Copy each line of the records that contains the word "männlich".

## start Recorded information

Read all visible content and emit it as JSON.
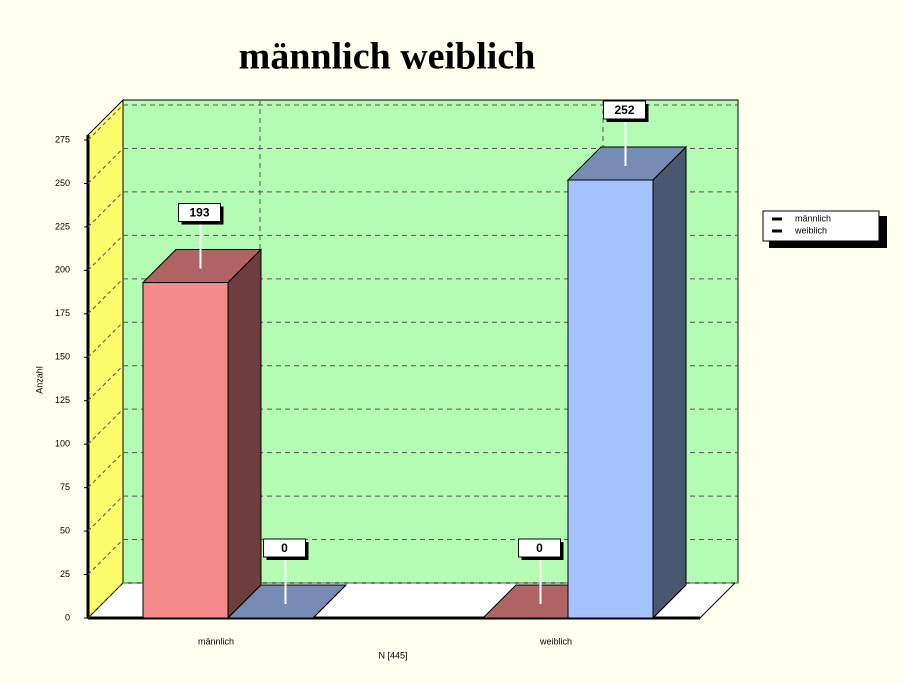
{
  "chart_data": {
    "type": "bar3d",
    "title": "männlich weiblich",
    "categories": [
      "männlich",
      "weiblich"
    ],
    "series": [
      {
        "name": "männlich",
        "color": "#f48a8a",
        "values": [
          193,
          0
        ]
      },
      {
        "name": "weiblich",
        "color": "#a4c2fc",
        "values": [
          0,
          252
        ]
      }
    ],
    "y_label": "Anzahl",
    "x_label": "N [445]",
    "ylim": [
      0,
      275
    ],
    "yticks": [
      0,
      25,
      50,
      75,
      100,
      125,
      150,
      175,
      200,
      225,
      250,
      275
    ],
    "grid": true,
    "legend": "right"
  }
}
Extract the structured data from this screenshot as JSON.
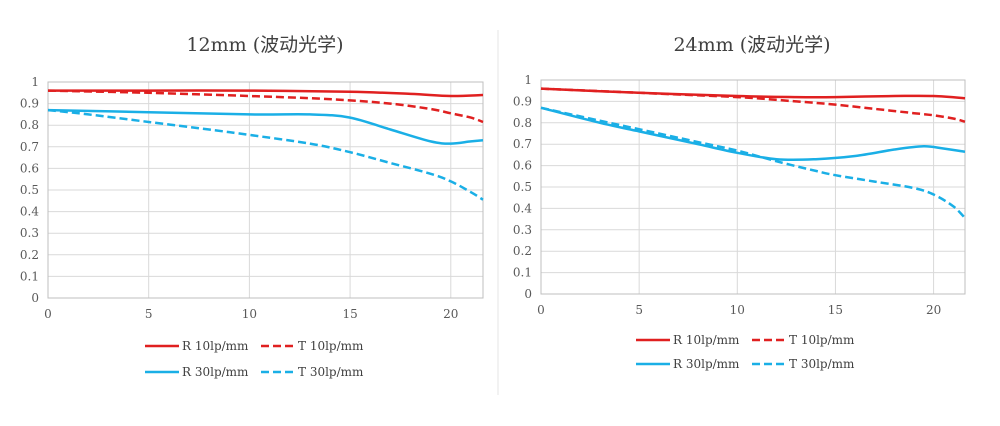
{
  "chart_data": [
    {
      "type": "line",
      "title": "12mm (波动光学)",
      "xlabel": "",
      "ylabel": "",
      "xlim": [
        0,
        21.6
      ],
      "ylim": [
        0,
        1
      ],
      "x_ticks": [
        "0",
        "5",
        "10",
        "15",
        "20"
      ],
      "y_ticks": [
        "0",
        "0.1",
        "0.2",
        "0.3",
        "0.4",
        "0.5",
        "0.6",
        "0.7",
        "0.8",
        "0.9",
        "1"
      ],
      "grid": true,
      "legend_position": "bottom",
      "series": [
        {
          "name": "R 10lp/mm",
          "color": "#e02020",
          "dash": "solid",
          "x": [
            0,
            5,
            10,
            15,
            18,
            20,
            21.6
          ],
          "y": [
            0.96,
            0.96,
            0.96,
            0.955,
            0.945,
            0.935,
            0.94
          ]
        },
        {
          "name": "T 10lp/mm",
          "color": "#e02020",
          "dash": "dashed",
          "x": [
            0,
            5,
            10,
            13,
            15,
            17,
            19,
            20,
            21,
            21.6
          ],
          "y": [
            0.96,
            0.95,
            0.935,
            0.925,
            0.915,
            0.9,
            0.875,
            0.855,
            0.835,
            0.815
          ]
        },
        {
          "name": "R 30lp/mm",
          "color": "#1aafe6",
          "dash": "solid",
          "x": [
            0,
            5,
            10,
            13,
            15,
            17,
            19,
            20,
            21,
            21.6
          ],
          "y": [
            0.87,
            0.86,
            0.85,
            0.85,
            0.835,
            0.78,
            0.725,
            0.715,
            0.725,
            0.73
          ]
        },
        {
          "name": "T 30lp/mm",
          "color": "#1aafe6",
          "dash": "dashed",
          "x": [
            0,
            2,
            5,
            8,
            10,
            13,
            15,
            17,
            19,
            20,
            21,
            21.6
          ],
          "y": [
            0.87,
            0.85,
            0.815,
            0.78,
            0.755,
            0.715,
            0.675,
            0.625,
            0.575,
            0.54,
            0.49,
            0.455
          ]
        }
      ]
    },
    {
      "type": "line",
      "title": "24mm (波动光学)",
      "xlabel": "",
      "ylabel": "",
      "xlim": [
        0,
        21.6
      ],
      "ylim": [
        0,
        1
      ],
      "x_ticks": [
        "0",
        "5",
        "10",
        "15",
        "20"
      ],
      "y_ticks": [
        "0",
        "0.1",
        "0.2",
        "0.3",
        "0.4",
        "0.5",
        "0.6",
        "0.7",
        "0.8",
        "0.9",
        "1"
      ],
      "grid": true,
      "legend_position": "bottom",
      "series": [
        {
          "name": "R 10lp/mm",
          "color": "#e02020",
          "dash": "solid",
          "x": [
            0,
            5,
            10,
            13,
            15,
            18,
            20,
            21.6
          ],
          "y": [
            0.96,
            0.94,
            0.925,
            0.92,
            0.92,
            0.925,
            0.925,
            0.915
          ]
        },
        {
          "name": "T 10lp/mm",
          "color": "#e02020",
          "dash": "dashed",
          "x": [
            0,
            5,
            10,
            13,
            15,
            17,
            19,
            20,
            21,
            21.6
          ],
          "y": [
            0.96,
            0.94,
            0.92,
            0.9,
            0.885,
            0.865,
            0.845,
            0.835,
            0.82,
            0.805
          ]
        },
        {
          "name": "R 30lp/mm",
          "color": "#1aafe6",
          "dash": "solid",
          "x": [
            0,
            3,
            5,
            8,
            10,
            12,
            14,
            16,
            18,
            19.5,
            20.5,
            21.6
          ],
          "y": [
            0.87,
            0.8,
            0.76,
            0.7,
            0.66,
            0.63,
            0.63,
            0.645,
            0.675,
            0.69,
            0.68,
            0.665
          ]
        },
        {
          "name": "T 30lp/mm",
          "color": "#1aafe6",
          "dash": "dashed",
          "x": [
            0,
            3,
            5,
            8,
            10,
            12,
            14,
            15,
            17,
            19,
            20,
            21,
            21.6
          ],
          "y": [
            0.87,
            0.81,
            0.77,
            0.71,
            0.67,
            0.62,
            0.575,
            0.555,
            0.525,
            0.495,
            0.465,
            0.41,
            0.355
          ]
        }
      ]
    }
  ]
}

## end Recorded information

> [Full answer]:
    "title": "männlich weiblich",
      "männlich",
        "name": "männlich",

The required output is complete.